• _Job_
Scan the records for the string "Total"; copy each line where it occurs.

────────────────────────────────────────

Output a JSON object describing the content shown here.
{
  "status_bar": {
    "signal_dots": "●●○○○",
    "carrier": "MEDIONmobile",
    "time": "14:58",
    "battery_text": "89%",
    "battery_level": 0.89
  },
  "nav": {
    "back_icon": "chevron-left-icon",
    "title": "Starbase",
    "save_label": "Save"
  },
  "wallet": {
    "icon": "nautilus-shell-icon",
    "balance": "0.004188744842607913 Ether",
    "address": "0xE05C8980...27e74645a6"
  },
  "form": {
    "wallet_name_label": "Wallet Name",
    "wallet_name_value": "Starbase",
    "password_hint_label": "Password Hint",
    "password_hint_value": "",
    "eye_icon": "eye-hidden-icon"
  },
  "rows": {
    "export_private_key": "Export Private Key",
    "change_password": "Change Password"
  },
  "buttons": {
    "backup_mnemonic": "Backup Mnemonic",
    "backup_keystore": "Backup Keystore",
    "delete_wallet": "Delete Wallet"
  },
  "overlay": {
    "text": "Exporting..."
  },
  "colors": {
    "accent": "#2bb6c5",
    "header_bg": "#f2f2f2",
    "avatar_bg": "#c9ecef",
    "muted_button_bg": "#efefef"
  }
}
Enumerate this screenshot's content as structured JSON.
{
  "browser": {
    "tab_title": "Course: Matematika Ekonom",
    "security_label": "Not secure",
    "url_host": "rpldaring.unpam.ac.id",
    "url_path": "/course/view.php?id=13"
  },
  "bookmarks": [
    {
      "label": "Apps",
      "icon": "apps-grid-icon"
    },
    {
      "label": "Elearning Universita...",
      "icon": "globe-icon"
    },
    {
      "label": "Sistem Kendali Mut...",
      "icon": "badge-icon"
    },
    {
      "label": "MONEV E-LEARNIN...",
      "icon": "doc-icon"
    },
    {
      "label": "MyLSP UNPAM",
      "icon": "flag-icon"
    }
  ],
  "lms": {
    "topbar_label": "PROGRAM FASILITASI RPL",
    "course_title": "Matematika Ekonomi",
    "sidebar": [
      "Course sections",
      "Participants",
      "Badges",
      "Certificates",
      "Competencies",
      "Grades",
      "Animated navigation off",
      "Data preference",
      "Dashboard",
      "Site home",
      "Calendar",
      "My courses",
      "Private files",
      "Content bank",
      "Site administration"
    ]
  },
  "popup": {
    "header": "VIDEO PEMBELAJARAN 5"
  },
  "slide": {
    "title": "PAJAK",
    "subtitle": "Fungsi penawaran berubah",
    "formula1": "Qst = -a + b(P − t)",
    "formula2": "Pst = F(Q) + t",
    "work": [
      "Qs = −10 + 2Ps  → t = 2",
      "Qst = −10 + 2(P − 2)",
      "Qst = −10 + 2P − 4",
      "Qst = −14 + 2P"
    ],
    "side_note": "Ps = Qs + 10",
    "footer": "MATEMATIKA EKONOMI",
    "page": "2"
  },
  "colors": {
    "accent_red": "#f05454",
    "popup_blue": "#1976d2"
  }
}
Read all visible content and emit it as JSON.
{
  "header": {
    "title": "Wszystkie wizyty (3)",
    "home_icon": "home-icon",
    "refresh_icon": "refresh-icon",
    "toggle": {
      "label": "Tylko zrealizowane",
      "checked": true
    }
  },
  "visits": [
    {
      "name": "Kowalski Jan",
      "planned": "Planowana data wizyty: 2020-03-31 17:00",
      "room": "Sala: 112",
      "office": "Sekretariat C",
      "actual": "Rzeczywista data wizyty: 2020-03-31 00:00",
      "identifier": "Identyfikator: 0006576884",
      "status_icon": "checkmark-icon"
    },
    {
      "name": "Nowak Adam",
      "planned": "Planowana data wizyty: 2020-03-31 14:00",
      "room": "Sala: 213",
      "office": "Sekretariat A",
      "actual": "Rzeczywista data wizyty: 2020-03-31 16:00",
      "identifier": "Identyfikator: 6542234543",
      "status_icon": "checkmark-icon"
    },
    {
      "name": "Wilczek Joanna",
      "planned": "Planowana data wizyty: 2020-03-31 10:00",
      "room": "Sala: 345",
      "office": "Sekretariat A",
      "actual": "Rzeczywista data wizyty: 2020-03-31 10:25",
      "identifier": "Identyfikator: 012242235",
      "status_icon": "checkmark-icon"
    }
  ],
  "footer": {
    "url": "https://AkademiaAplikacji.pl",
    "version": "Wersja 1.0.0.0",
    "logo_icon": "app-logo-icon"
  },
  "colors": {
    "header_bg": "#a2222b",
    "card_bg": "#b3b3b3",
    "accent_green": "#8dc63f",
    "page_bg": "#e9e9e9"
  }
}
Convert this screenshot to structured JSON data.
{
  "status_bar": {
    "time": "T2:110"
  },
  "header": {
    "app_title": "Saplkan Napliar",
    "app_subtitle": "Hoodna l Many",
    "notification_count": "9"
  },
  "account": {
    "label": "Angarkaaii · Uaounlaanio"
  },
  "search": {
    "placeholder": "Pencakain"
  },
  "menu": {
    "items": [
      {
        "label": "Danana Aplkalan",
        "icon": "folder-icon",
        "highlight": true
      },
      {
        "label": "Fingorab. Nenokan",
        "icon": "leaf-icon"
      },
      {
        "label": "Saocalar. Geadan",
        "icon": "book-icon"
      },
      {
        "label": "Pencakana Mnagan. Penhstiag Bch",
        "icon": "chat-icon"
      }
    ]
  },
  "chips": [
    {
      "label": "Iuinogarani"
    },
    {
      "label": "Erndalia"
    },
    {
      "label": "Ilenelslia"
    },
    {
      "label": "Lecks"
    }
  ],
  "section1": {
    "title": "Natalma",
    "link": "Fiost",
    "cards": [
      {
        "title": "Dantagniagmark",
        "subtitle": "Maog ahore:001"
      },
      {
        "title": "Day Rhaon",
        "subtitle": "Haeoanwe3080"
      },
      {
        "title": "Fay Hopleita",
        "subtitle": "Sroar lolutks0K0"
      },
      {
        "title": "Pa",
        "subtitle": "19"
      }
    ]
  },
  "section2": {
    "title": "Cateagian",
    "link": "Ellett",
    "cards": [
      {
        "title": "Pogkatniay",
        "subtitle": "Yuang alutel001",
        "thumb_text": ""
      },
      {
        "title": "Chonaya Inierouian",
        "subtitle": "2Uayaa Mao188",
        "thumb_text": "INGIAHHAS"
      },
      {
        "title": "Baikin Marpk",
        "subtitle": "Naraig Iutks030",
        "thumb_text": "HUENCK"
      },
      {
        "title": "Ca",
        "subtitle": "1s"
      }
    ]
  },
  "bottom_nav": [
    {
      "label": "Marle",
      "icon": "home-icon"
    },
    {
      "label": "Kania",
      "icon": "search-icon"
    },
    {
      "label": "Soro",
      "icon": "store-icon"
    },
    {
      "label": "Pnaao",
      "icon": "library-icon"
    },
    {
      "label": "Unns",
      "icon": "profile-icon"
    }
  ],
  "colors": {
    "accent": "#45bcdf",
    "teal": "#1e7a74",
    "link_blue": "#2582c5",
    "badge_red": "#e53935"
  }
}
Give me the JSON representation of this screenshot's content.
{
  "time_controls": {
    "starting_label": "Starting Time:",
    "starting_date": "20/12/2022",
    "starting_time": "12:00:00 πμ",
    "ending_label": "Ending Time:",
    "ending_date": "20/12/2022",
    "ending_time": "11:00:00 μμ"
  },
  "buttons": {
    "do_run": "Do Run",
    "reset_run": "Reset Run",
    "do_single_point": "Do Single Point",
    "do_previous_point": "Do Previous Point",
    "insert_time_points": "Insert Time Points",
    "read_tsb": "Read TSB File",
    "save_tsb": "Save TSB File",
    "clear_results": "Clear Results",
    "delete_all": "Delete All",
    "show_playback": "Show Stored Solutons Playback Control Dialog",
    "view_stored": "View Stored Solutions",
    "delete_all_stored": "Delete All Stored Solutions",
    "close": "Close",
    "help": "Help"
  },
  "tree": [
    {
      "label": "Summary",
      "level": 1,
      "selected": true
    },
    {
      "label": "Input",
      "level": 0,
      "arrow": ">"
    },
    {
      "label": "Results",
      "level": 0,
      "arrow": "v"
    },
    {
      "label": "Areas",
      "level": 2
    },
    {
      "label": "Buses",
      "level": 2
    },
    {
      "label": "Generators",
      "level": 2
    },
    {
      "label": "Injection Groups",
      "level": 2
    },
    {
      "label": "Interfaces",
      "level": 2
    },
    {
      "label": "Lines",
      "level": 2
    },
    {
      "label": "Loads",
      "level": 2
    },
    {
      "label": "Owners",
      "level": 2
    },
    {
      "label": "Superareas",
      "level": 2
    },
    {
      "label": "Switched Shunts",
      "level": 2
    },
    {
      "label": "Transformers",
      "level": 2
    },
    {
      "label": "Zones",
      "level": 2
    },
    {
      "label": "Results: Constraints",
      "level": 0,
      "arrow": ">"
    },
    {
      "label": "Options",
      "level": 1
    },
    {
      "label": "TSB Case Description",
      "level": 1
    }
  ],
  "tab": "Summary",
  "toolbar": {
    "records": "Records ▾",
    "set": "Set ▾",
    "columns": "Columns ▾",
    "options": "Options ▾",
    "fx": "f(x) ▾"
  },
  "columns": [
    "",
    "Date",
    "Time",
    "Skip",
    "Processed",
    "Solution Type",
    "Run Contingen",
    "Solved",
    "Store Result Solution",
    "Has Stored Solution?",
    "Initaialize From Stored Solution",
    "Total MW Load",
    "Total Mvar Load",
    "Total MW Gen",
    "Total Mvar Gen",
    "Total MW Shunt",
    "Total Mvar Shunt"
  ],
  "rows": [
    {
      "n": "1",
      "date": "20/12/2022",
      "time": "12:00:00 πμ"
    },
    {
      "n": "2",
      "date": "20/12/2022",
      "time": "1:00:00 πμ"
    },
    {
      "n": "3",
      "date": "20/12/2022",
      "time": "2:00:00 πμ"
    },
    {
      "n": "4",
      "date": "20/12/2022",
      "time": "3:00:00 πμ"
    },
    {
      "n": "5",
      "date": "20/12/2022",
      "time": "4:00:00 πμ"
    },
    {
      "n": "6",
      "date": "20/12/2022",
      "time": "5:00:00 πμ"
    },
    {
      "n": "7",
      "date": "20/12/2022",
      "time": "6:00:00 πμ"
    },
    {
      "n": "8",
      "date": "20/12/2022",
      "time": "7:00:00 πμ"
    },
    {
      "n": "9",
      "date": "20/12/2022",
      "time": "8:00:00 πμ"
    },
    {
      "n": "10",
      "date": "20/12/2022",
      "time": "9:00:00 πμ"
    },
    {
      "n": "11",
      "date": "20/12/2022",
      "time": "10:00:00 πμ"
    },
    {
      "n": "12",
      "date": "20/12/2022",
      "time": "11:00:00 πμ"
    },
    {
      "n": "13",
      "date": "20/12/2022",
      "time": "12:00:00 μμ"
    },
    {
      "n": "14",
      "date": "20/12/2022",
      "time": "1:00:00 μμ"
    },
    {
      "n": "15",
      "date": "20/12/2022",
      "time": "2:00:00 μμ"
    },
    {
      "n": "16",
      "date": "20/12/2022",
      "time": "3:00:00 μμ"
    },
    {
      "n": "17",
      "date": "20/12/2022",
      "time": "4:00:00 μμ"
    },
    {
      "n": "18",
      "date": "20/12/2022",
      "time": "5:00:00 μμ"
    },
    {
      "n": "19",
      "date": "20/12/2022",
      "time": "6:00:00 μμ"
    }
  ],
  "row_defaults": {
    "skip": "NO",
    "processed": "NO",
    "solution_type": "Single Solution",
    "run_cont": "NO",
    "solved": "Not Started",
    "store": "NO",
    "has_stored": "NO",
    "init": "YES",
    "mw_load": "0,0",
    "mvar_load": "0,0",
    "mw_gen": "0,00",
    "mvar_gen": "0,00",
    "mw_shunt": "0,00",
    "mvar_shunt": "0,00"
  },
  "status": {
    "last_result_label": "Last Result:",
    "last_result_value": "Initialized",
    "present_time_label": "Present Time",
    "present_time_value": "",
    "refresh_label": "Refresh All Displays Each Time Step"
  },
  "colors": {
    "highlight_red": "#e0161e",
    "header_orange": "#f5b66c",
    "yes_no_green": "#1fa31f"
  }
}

────────────────────────────────────────

• _Answer for this exercise_
    "Total MW Load",
    "Total Mvar Load",
    "Total MW Gen",
    "Total Mvar Gen",
    "Total MW Shunt",
    "Total Mvar Shunt"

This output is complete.